## Start

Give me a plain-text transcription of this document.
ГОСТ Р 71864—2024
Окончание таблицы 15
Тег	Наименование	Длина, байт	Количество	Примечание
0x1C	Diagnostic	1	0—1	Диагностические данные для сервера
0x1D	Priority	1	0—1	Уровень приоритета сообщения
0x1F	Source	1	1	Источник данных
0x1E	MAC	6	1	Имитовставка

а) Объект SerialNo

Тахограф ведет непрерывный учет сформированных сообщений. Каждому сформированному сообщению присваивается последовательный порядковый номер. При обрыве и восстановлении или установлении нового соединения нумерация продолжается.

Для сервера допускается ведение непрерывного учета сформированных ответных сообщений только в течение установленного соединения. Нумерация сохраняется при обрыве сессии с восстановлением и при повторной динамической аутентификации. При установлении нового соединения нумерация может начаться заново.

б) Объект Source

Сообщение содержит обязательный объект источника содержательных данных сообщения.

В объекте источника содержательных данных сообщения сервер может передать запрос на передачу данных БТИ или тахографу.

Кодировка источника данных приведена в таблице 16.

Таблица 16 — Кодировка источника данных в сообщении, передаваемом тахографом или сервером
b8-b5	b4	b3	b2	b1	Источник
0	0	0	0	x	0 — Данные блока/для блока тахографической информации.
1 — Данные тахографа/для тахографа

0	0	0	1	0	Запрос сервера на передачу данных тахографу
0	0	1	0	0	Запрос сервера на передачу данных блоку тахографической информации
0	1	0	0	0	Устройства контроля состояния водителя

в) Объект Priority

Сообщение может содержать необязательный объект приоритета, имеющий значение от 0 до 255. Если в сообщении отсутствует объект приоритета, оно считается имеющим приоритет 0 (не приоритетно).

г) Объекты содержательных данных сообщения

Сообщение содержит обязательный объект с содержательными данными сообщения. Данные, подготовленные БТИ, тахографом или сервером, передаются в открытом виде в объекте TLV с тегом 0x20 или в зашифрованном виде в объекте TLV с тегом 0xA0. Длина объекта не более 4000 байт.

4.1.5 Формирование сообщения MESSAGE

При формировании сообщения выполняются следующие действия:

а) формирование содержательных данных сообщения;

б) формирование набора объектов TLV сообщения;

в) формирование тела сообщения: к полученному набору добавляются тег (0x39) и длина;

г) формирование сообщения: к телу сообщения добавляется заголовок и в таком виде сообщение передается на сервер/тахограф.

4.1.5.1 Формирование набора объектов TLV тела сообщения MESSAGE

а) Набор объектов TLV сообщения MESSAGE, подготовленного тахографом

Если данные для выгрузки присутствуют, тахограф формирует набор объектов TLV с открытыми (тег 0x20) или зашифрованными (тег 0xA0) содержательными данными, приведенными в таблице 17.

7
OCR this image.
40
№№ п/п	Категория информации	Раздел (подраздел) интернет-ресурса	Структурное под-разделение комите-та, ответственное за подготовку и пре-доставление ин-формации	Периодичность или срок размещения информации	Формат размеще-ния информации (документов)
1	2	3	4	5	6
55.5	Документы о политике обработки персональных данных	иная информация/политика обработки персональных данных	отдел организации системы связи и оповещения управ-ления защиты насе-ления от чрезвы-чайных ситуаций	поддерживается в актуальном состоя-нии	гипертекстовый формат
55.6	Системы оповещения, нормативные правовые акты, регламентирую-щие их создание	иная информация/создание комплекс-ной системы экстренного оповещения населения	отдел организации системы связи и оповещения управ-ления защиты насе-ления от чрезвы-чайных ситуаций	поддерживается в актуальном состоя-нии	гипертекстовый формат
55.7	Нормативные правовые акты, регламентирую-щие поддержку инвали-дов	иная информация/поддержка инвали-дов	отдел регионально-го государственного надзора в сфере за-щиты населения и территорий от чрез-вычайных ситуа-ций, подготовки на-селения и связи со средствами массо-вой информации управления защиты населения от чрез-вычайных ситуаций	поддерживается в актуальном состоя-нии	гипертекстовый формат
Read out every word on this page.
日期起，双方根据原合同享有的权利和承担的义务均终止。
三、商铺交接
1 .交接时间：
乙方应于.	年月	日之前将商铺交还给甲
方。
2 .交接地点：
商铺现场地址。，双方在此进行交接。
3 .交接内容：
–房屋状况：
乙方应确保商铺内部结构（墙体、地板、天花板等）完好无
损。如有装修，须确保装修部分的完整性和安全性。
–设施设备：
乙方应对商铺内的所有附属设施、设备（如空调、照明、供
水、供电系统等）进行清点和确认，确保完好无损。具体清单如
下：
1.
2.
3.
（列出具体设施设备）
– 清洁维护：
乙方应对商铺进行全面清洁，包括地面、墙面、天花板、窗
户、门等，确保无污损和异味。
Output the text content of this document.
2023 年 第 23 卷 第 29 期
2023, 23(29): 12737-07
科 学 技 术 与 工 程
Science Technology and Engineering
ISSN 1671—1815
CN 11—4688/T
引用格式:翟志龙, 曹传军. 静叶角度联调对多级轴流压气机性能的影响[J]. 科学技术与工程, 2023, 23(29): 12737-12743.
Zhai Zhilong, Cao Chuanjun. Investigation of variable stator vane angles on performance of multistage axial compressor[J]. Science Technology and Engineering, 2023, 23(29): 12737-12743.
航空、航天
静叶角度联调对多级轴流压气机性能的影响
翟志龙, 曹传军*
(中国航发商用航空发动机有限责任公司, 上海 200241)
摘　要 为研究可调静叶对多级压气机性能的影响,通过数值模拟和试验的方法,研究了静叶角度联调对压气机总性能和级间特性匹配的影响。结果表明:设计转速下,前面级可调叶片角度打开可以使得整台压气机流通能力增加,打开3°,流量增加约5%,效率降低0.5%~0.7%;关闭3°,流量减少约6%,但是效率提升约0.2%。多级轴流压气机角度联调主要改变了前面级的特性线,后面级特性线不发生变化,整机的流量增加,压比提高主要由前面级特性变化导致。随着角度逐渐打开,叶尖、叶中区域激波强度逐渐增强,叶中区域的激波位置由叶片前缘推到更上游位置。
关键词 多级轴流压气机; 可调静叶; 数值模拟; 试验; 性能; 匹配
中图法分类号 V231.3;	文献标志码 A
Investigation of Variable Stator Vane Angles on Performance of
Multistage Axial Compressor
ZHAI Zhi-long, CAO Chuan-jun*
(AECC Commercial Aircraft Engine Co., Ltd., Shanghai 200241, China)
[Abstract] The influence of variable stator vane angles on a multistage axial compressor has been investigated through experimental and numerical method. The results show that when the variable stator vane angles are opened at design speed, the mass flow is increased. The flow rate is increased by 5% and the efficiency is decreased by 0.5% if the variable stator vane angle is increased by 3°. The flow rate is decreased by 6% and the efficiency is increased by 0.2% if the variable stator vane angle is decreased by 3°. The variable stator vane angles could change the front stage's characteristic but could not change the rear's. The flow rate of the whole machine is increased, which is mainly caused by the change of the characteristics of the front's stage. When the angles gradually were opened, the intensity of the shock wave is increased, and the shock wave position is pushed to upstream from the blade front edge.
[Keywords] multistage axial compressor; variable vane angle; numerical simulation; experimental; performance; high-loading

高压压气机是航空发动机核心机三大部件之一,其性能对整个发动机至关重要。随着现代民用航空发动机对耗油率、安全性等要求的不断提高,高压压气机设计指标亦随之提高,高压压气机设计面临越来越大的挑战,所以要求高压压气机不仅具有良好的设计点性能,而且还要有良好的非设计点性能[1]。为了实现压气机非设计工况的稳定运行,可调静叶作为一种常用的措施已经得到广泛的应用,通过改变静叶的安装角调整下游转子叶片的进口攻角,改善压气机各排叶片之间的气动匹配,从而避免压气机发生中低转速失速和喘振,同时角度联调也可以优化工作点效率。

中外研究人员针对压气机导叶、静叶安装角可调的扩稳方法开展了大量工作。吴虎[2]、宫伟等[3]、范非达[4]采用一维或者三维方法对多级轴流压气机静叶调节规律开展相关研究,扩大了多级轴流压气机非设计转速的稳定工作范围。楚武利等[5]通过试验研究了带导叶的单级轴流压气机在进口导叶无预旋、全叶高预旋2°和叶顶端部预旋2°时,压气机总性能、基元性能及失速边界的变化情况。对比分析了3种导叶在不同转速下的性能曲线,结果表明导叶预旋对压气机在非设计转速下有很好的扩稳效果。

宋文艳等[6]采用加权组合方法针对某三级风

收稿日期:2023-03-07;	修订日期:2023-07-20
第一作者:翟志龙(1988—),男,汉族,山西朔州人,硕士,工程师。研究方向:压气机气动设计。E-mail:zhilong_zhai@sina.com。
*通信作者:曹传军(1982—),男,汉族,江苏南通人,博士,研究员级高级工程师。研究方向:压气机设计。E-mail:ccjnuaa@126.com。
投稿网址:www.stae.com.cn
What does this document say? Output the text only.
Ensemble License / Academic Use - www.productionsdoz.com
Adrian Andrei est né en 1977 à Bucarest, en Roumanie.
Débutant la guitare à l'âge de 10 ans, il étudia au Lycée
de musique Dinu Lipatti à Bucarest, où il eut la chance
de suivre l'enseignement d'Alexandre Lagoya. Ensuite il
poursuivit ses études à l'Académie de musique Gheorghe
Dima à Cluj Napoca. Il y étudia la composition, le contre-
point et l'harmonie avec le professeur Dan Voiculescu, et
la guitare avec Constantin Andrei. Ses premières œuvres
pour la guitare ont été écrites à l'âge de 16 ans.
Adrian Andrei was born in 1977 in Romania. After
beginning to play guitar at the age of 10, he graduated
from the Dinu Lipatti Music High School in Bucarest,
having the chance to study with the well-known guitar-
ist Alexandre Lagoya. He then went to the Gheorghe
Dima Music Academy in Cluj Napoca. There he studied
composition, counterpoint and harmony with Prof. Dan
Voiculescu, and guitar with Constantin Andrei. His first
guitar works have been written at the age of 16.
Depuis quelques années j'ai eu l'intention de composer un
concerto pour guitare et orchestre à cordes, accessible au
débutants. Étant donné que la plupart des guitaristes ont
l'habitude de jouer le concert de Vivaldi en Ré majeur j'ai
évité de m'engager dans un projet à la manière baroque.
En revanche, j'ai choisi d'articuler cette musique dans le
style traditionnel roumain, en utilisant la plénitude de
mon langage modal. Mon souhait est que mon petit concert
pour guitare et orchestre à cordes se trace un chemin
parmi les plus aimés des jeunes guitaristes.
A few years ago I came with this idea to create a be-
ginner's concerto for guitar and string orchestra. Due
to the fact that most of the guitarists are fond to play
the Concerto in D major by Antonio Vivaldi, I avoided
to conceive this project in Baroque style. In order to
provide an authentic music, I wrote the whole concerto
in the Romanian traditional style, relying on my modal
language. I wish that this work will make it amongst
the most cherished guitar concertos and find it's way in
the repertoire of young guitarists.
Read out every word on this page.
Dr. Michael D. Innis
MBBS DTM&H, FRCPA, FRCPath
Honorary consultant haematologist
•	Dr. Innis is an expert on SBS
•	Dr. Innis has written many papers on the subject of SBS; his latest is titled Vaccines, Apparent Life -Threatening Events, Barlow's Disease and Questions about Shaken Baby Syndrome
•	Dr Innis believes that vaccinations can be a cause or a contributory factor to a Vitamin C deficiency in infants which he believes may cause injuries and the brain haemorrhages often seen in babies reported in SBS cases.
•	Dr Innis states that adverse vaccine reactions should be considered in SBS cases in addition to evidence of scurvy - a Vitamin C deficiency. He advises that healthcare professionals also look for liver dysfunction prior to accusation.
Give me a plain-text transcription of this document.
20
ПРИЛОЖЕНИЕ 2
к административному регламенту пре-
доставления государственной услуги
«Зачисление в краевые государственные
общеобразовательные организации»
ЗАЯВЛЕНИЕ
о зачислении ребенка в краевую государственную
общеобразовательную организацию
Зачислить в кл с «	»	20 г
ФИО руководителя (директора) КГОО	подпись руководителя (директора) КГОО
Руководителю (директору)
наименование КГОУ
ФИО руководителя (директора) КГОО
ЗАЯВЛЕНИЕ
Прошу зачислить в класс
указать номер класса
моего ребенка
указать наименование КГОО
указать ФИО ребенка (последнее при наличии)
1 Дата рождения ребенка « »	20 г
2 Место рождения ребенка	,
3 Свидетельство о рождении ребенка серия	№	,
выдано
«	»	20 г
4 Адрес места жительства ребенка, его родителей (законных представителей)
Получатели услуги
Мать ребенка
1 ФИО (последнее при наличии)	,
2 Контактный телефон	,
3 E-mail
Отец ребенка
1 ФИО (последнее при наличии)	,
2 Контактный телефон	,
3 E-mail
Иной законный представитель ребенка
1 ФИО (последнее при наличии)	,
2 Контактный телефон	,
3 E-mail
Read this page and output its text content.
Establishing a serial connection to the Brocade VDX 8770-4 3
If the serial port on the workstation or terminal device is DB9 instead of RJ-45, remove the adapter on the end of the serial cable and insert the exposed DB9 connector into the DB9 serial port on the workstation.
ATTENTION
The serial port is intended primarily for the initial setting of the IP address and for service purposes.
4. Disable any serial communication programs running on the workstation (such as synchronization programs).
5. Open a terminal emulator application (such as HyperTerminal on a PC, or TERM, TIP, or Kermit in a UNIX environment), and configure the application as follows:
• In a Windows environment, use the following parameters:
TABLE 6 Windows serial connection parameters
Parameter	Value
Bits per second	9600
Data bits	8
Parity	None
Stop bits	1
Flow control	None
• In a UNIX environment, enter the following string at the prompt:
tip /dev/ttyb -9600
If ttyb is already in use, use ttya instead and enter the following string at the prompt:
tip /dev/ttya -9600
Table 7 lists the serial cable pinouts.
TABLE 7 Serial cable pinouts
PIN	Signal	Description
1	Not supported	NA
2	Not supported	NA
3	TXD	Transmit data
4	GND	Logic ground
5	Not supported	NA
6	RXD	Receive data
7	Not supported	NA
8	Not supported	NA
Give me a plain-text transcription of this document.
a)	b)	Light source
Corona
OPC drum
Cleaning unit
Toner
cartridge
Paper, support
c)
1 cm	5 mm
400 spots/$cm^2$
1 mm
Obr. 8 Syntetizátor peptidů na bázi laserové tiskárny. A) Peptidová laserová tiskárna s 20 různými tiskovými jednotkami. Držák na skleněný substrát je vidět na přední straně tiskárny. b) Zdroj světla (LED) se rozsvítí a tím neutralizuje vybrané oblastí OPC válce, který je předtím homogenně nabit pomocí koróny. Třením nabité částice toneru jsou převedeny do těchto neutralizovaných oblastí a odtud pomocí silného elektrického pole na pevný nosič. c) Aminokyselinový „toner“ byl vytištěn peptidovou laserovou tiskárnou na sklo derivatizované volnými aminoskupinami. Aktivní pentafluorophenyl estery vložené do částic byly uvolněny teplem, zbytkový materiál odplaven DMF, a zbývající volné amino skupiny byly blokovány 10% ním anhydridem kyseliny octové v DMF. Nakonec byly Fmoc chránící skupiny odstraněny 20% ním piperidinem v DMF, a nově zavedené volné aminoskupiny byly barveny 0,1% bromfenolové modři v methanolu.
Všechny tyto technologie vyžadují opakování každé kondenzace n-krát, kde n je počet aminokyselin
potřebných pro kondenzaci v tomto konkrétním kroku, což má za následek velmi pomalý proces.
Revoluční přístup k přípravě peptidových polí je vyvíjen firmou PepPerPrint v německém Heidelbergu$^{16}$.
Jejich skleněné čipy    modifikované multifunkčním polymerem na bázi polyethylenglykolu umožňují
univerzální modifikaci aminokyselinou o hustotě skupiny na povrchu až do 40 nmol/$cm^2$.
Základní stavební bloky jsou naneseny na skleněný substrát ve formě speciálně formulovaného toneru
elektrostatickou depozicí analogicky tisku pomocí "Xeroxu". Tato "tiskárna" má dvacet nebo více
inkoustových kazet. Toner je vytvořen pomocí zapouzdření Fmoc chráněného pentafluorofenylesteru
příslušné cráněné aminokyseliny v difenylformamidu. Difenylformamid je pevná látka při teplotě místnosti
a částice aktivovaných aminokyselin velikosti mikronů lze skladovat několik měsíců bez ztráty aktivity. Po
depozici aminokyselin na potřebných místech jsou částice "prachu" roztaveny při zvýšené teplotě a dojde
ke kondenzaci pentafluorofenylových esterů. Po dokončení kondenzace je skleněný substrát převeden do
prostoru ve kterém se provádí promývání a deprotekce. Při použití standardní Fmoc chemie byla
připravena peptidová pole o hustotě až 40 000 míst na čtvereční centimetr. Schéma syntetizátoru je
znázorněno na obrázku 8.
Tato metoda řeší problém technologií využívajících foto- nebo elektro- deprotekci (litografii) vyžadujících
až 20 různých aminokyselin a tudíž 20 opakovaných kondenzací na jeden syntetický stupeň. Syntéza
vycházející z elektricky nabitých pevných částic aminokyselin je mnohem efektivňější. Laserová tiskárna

## End

**Instructions to follow**
Select, from the listing, all lines that include the word "может".

**Answer for this exercise**
Для сервера допускается ведение непрерывного учета сформированных ответных сообщений только в течение установленного соединения. Нумерация сохраняется при обрыве сессии с восстановлением и при повторной динамической аутентификации. При установлении нового соединения нумерация может начаться заново.
В объекте источника содержательных данных сообщения сервер может передать запрос на передачу данных БТИ или тахографу.
Сообщение может содержать необязательный объект приоритета, имеющий значение от 0 до 255. Если в сообщении отсутствует объект приоритета, оно считается имеющим приоритет 0 (не приоритетно).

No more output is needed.